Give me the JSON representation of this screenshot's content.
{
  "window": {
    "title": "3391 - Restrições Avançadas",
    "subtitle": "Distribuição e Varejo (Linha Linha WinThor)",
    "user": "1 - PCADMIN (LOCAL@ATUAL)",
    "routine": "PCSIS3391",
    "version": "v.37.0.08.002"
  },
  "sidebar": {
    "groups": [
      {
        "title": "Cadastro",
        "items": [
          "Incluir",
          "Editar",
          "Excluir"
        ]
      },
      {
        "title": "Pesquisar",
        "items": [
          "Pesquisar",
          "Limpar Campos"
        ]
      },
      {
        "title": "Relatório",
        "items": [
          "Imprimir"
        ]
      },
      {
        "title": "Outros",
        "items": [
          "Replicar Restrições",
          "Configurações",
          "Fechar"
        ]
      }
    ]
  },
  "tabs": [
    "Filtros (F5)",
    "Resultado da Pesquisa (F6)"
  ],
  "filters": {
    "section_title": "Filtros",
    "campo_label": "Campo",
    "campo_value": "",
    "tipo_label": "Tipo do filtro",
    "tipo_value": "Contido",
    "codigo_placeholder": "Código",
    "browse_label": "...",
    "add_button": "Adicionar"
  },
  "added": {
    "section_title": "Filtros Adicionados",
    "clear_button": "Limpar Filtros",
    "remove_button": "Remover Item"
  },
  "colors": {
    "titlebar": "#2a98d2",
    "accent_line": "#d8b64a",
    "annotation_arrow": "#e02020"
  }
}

○ ○ ○ ○ ○ ○ ○

• _DESCRIPTION OF THE TASK_
Exact copies of all the records are required.

• _RESULT FOR THIS EXERCISE_
Give me the JSON representation of this screenshot's content.
{
  "window": {
    "title": "3391 - Restrições Avançadas",
    "subtitle": "Distribuição e Varejo (Linha Linha WinThor)",
    "user": "1 - PCADMIN (LOCAL@ATUAL)",
    "routine": "PCSIS3391",
    "version": "v.37.0.08.002"
  },
  "sidebar": {
    "groups": [
      {
        "title": "Cadastro",
        "items": [
          "Incluir",
          "Editar",
          "Excluir"
        ]
      },
      {
        "title": "Pesquisar",
        "items": [
          "Pesquisar",
          "Limpar Campos"
        ]
      },
      {
        "title": "Relatório",
        "items": [
          "Imprimir"
        ]
      },
      {
        "title": "Outros",
        "items": [
          "Replicar Restrições",
          "Configurações",
          "Fechar"
        ]
      }
    ]
  },
  "tabs": [
    "Filtros (F5)",
    "Resultado da Pesquisa (F6)"
  ],
  "filters": {
    "section_title": "Filtros",
    "campo_label": "Campo",
    "campo_value": "",
    "tipo_label": "Tipo do filtro",
    "tipo_value": "Contido",
    "codigo_placeholder": "Código",
    "browse_label": "...",
    "add_button": "Adicionar"
  },
  "added": {
    "section_title": "Filtros Adicionados",
    "clear_button": "Limpar Filtros",
    "remove_button": "Remover Item"
  },
  "colors": {
    "titlebar": "#2a98d2",
    "accent_line": "#d8b64a",
    "annotation_arrow": "#e02020"
  }
}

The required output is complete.